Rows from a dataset
◆ ◆ ◆ ◆ ◆ ◆ ◆
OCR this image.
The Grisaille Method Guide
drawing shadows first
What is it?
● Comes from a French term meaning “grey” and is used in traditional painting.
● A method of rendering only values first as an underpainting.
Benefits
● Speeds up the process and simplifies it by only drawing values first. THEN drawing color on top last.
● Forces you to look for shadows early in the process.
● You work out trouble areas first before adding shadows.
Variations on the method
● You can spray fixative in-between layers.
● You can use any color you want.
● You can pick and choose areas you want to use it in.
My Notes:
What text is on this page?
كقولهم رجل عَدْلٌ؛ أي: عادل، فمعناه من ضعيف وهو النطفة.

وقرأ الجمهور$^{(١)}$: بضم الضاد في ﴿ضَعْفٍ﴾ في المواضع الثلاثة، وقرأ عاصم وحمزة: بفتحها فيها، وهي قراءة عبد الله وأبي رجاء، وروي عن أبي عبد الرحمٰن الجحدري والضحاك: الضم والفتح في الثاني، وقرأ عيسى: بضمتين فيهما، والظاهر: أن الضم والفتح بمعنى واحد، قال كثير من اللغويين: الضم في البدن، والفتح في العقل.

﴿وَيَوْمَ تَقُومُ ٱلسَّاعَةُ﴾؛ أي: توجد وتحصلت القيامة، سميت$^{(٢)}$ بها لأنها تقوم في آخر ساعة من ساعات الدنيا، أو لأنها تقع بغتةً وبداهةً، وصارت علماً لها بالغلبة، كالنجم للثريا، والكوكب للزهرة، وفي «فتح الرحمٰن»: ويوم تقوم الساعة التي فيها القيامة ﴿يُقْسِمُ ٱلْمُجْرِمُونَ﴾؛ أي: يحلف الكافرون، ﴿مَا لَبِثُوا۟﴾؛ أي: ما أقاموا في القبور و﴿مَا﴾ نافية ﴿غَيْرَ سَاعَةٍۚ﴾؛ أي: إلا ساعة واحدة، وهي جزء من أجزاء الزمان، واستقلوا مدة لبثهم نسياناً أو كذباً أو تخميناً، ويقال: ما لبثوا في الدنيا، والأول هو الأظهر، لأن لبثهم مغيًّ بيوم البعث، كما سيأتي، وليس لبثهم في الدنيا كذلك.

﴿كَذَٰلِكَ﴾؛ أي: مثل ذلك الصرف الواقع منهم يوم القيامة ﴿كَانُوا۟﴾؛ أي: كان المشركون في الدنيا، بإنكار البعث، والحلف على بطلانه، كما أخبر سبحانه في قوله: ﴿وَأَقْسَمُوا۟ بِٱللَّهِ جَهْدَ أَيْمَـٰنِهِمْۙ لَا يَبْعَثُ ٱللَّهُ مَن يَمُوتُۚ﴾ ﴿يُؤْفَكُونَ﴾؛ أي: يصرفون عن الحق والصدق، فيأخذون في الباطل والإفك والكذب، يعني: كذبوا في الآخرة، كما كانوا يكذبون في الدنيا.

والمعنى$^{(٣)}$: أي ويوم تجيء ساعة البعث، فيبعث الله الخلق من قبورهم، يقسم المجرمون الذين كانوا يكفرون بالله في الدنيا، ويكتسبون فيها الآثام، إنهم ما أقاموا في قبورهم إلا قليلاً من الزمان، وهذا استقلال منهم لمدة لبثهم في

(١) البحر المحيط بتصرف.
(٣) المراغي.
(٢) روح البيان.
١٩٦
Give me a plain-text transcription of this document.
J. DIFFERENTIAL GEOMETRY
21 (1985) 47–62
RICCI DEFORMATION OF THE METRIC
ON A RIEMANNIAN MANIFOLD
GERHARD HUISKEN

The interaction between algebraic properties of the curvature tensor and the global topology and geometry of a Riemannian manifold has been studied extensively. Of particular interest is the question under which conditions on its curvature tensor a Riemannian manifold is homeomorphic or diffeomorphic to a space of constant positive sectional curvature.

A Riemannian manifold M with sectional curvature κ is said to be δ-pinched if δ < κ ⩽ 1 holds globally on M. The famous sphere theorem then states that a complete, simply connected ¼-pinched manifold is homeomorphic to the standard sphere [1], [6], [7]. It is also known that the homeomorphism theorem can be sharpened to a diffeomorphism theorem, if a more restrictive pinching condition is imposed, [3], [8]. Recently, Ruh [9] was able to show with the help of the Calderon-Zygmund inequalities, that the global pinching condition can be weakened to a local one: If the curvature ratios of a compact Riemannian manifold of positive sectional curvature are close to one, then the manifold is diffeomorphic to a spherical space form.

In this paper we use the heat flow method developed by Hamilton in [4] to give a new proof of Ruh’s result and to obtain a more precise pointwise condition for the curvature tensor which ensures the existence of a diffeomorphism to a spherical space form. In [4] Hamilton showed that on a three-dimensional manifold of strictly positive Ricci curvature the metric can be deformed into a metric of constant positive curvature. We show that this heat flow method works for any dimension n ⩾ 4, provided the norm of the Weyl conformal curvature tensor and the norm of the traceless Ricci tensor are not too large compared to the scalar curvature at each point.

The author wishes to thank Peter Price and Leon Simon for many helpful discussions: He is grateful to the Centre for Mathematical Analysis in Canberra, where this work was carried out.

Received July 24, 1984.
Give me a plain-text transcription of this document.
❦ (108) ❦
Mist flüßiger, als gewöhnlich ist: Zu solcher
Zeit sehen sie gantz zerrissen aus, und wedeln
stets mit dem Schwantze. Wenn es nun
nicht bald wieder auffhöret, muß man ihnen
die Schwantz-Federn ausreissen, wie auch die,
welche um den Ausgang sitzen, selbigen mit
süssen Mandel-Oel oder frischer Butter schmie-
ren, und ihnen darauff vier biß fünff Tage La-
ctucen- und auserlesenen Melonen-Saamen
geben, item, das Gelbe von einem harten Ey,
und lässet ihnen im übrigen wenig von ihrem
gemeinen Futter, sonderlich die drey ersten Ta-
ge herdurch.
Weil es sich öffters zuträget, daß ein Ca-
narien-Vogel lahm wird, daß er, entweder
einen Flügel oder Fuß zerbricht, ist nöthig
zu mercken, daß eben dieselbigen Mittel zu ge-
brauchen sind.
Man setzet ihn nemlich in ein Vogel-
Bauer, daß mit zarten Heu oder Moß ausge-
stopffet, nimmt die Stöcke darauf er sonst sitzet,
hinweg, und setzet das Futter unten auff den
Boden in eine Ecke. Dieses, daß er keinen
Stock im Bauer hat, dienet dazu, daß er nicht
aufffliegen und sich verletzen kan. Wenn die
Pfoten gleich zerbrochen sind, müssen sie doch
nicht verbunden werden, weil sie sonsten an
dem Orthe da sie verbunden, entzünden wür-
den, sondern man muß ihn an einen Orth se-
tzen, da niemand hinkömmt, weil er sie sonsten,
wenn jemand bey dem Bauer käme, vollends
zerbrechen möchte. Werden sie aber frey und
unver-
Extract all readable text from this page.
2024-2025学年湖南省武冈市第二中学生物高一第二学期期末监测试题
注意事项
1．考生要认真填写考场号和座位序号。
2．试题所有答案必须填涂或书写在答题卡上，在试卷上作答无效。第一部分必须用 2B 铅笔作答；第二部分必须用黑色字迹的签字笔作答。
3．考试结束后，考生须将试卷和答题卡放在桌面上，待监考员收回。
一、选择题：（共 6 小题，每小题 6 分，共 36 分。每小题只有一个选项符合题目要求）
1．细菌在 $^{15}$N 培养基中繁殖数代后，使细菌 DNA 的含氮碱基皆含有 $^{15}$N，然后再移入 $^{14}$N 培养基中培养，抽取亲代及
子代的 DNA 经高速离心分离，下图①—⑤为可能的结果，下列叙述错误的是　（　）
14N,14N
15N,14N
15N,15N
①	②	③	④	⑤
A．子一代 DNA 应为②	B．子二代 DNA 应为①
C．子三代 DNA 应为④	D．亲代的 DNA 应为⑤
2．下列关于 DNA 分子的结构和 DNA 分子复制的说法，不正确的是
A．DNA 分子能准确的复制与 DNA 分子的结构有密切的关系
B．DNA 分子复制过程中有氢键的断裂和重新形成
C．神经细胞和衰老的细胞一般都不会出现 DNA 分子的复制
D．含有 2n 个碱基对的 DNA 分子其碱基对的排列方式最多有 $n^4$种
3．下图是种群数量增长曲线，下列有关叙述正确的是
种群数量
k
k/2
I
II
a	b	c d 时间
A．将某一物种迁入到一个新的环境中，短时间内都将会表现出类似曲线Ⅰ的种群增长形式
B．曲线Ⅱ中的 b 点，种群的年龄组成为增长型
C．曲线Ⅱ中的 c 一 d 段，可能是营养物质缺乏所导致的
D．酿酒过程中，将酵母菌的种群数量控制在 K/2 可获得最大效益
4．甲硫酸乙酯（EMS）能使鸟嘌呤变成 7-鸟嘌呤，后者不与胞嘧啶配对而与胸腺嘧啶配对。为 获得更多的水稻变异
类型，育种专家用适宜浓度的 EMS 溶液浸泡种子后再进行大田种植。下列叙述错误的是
◆ ◆ ◆ ◆ ◆ ◆ ◆
YOUR GOAL – Read through the lines above and collect those that contain the string "sich".

EXERCISE RESPONSE –
Weil es sich öffters zuträget, daß ein Ca-
aufffliegen und sich verletzen kan. Wenn die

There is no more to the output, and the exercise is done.